**Text:**
+ + + + + + +

Die Krake (II)

(Fortsetzung von Teil 1)

So wollten die Terroristen in Brüssel neben dem Flughafen und der Metro offenbar noch weitere Ziele angreifen. Sie planten, mit Sturmgewehren durch die Stadt zu ziehen und wahllos auf Passanten zu zielen – genau wie am 13. November Paris. Dieser mörderische Plan ist wohl nur knapp  durch die Festnahme von Abdeslam vereitelt worden.

Die IS-Kämpfer hatten sogar noch teuflischere Ideen. Sie installierten eine Überwachungskamera beim Leiter der Forschungsabteilung der belgischen Atombehörde. Offenbar wollten sie an Nuklearmaterial gelangen. Seit Bekanntwerden der Pläne werden die belgischen Atomkraftwerke Tihange und Hoel Tag und Nacht vom Militär bewacht.

Am Samstag kam dann die Meldung, dass der Wachmann einer Atom-Anlage erschossen und sein Zugangsausweis für ein Kernkraftwerk gestohlen worden sei. Die Staatsanwaltschaft im südbelgischen Charleroi dementierte zwar umgehend: Der Badge sei nicht gestohlen worden, einen Bezug zur jüngsten Terrorwelle in Brüssel gebe es nicht.

Doch die Sorge bleibt. Auf Anordnung des Brüsseler Bürgermeisters Yvan Mayeur wurde sogar ein für Sonntag geplanter „Marsch gegen die Angst“ abgesagt. Die Polizei verfüge nicht über genügend freie Kräfte, um eine große Kundgebung abzusichern, hieß es zur Begründung. Außerdem hätten die laufenden Anti-Terror-Ermittlungen Vorrang.

Im Mittelpunkt steht dabei die Frage, ob das belgisch-französische Terrornetz neue Anschläge plant – und ob es Verbindungen in weitere Länder gibt. Am Freitag waren in Deutschland zwei Männer festgenommen worden, die Kontakte zur belgischen Terrorzelle hatten. Die deutschen Behörden sehen aber keinen Zusammenhang mit den Attentaten von Brüssel.

Immer deutlicher werden dagegen die Verbindungen zwischen den Anschlägen in Paris und Brüssel. Als Mastermind gilt der bei einem französischen Polizeieinsatz getötete Abdelhamid Abaaoud aus „Molenbeekistan“. Abaaoud wiederum habe, so der „Figaro“, dem Netzwerk von Khalid Zerkani angehört, dem „Guru von Molenbeek“. Bei Zerkani sollen auch andere IS-Terroristen ein- und ausgegangen sein.

+ + + + + + +

**Vorliegende Angaben:**
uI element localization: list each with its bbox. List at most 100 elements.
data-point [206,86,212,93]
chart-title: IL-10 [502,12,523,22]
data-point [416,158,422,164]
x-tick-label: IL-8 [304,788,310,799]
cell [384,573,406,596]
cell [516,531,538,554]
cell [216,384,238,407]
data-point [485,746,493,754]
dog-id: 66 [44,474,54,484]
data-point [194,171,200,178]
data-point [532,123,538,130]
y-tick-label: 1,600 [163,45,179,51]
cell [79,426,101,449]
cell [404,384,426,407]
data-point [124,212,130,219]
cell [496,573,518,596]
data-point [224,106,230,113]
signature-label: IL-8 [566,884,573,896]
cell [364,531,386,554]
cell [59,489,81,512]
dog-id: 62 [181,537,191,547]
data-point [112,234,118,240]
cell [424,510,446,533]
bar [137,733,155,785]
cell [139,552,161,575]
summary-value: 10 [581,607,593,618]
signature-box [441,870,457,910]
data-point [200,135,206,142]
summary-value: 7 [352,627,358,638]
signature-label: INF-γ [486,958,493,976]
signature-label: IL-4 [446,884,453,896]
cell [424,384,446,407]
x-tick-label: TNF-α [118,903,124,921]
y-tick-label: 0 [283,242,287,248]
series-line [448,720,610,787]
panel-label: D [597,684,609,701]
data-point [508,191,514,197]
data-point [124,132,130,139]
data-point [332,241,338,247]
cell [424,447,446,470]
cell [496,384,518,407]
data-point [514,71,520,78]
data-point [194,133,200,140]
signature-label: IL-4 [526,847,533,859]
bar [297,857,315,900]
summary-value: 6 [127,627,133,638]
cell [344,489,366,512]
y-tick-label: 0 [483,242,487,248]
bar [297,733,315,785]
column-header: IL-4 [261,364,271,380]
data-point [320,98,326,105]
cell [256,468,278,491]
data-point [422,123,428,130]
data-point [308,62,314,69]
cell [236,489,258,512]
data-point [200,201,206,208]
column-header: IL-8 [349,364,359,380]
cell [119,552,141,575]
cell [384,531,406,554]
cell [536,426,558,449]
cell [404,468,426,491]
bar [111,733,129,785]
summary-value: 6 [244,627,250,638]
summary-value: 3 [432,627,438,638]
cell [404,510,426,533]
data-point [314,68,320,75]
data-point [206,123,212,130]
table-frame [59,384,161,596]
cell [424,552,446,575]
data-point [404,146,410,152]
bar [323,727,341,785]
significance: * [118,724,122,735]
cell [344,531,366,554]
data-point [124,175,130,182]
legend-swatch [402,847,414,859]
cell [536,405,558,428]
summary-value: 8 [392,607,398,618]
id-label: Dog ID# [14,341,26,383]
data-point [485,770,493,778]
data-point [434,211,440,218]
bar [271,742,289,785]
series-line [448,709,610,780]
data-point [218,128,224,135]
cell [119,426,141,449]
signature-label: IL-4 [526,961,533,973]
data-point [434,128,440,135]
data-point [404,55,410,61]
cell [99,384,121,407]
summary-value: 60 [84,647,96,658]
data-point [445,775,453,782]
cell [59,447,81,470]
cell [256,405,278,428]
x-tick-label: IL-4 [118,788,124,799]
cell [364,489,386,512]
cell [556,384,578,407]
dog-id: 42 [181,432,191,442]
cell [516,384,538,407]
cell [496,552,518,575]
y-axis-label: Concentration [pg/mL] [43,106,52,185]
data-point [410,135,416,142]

+ + + + + + +

**Zu erledigende Aufgaben:**
A – Fasse den Text über die Brüsseler Terrorzelle in drei Sätzen zusammen.
B – Setze den Text über die Brüsseler Terrorzelle nach seinem letzten Satz fort.
Die Einträge spielen hierfür keine Rolle.

**Ergebnisse je Aufgabe:**
A – Die Terroristen in Brüssel planten offenbar weitere Angriffe mit Sturmgewehren auf Passanten und installierten eine Überwachungskamera beim Leiter der Forschungsabteilung der belgischen Atombehörde, weshalb belgische Atomkraftwerke nun Tag und Nacht vom Militär bewacht werden. Bürgermeister Yvan Mayeur ließ einen für Sonntag geplanten „Marsch gegen die Angst“ absagen, da die Polizei nicht über genügend freie Kräfte verfüge und die Anti-Terror-Ermittlungen Vorrang hätten. Im Mittelpunkt der Ermittlungen steht die Frage, ob das belgisch-französische Terrornetz neue Anschläge plant, während die Verbindungen zwischen den Anschlägen in Paris und Brüssel immer deutlicher werden.

B –
Insgesamt soll allein der Pariser Ableger der IS-Krake rund 90 Köpfe umfassen, wie Abaaoud kurz vor seinem Tod prahlte. In Brüssel zählen die Ermittler mittlerweile mindestens zwei Dutzend Täter und Verdächtige. Als Bindeglied zwischen beiden Attacken diente unter anderem der Brüsseler Selbstmordattentäter Najiim Laachraoui; von ihm wurden DNA-Spuren an mehreren Tatorten entdeckt.

Das belgisch-französische Geflecht ist nicht nur erschreckend groß und eng; es hat auch eine lange Geschichte. Einige Täter und Spuren weisen bis zum Attentat auf die Pariser Metro-Station Saint-Michel 1995 zurück. Auch zu den Mördern des afghanischen Widerstandskämpfers gegen die Taliban, Ahmed Schah Masud, gibt es Verbindungen.

Das Attentat auf Masud kurz vor den Terrorangriffen in New York am 11. September 2001 war in Brüssel organisiert worden. Nun nahm die Polizei wiederum in Brüssel einen Algerier, Abderamane Ameuroud, fest, der als Komplize des Mordanschlags auf Masud gilt. Ob er auch mit den jüngsten Attentaten zu tun hat, ist noch nicht geklärt.

Und ausgerechnet Salah Abdeslam – der Mann, der alles aufklären könnte – schweigt. Seit dem Attentat von Brüssel habe er die Aussage verweigert, sagte Justizminister  Koen Geens. Abdeslam möchte nun so bald wie möglich nach Frankreich überstellt werden, ein Auslieferungs-Antrag der französischen Behörden liegt schon vor.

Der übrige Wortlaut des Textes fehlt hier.